### Records shown

━━━━━━━━━━━━━━━━━━━━

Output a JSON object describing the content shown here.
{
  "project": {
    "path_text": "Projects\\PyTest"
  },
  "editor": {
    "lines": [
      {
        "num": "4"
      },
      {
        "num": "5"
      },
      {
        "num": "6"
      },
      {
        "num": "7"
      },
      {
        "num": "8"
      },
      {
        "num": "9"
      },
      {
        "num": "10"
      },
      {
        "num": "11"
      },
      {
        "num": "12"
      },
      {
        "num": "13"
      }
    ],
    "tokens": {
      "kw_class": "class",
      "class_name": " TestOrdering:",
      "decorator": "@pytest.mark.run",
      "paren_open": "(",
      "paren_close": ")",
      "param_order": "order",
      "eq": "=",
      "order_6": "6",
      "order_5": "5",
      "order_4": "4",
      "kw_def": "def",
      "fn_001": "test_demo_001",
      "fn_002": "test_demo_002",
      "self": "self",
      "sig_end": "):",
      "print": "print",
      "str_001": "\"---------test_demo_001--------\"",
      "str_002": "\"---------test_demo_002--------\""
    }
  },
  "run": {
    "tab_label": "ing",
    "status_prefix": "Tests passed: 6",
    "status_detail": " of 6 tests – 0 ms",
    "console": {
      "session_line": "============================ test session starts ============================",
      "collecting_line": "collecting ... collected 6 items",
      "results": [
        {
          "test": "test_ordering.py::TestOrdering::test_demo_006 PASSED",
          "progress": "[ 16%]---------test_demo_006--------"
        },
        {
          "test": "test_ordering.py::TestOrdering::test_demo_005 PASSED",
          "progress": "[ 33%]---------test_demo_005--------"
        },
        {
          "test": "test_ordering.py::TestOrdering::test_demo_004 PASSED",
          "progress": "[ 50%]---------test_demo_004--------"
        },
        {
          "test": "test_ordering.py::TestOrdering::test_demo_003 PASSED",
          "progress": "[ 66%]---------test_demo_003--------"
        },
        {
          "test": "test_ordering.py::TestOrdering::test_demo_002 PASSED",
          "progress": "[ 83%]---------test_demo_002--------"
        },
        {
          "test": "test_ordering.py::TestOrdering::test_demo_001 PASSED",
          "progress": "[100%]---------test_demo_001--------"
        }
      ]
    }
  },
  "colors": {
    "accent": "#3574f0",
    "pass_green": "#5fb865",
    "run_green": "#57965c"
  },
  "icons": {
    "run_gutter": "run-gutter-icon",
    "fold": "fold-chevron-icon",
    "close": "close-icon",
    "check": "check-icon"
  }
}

━━━━━━━━━━━━━━━━━━━━

### Short task
Generate an exact reproduction of all entries.

### Final answer
Output a JSON object describing the content shown here.
{
  "project": {
    "path_text": "Projects\\PyTest"
  },
  "editor": {
    "lines": [
      {
        "num": "4"
      },
      {
        "num": "5"
      },
      {
        "num": "6"
      },
      {
        "num": "7"
      },
      {
        "num": "8"
      },
      {
        "num": "9"
      },
      {
        "num": "10"
      },
      {
        "num": "11"
      },
      {
        "num": "12"
      },
      {
        "num": "13"
      }
    ],
    "tokens": {
      "kw_class": "class",
      "class_name": " TestOrdering:",
      "decorator": "@pytest.mark.run",
      "paren_open": "(",
      "paren_close": ")",
      "param_order": "order",
      "eq": "=",
      "order_6": "6",
      "order_5": "5",
      "order_4": "4",
      "kw_def": "def",
      "fn_001": "test_demo_001",
      "fn_002": "test_demo_002",
      "self": "self",
      "sig_end": "):",
      "print": "print",
      "str_001": "\"---------test_demo_001--------\"",
      "str_002": "\"---------test_demo_002--------\""
    }
  },
  "run": {
    "tab_label": "ing",
    "status_prefix": "Tests passed: 6",
    "status_detail": " of 6 tests – 0 ms",
    "console": {
      "session_line": "============================ test session starts ============================",
      "collecting_line": "collecting ... collected 6 items",
      "results": [
        {
          "test": "test_ordering.py::TestOrdering::test_demo_006 PASSED",
          "progress": "[ 16%]---------test_demo_006--------"
        },
        {
          "test": "test_ordering.py::TestOrdering::test_demo_005 PASSED",
          "progress": "[ 33%]---------test_demo_005--------"
        },
        {
          "test": "test_ordering.py::TestOrdering::test_demo_004 PASSED",
          "progress": "[ 50%]---------test_demo_004--------"
        },
        {
          "test": "test_ordering.py::TestOrdering::test_demo_003 PASSED",
          "progress": "[ 66%]---------test_demo_003--------"
        },
        {
          "test": "test_ordering.py::TestOrdering::test_demo_002 PASSED",
          "progress": "[ 83%]---------test_demo_002--------"
        },
        {
          "test": "test_ordering.py::TestOrdering::test_demo_001 PASSED",
          "progress": "[100%]---------test_demo_001--------"
        }
      ]
    }
  },
  "colors": {
    "accent": "#3574f0",
    "pass_green": "#5fb865",
    "run_green": "#57965c"
  },
  "icons": {
    "run_gutter": "run-gutter-icon",
    "fold": "fold-chevron-icon",
    "close": "close-icon",
    "check": "check-icon"
  }
}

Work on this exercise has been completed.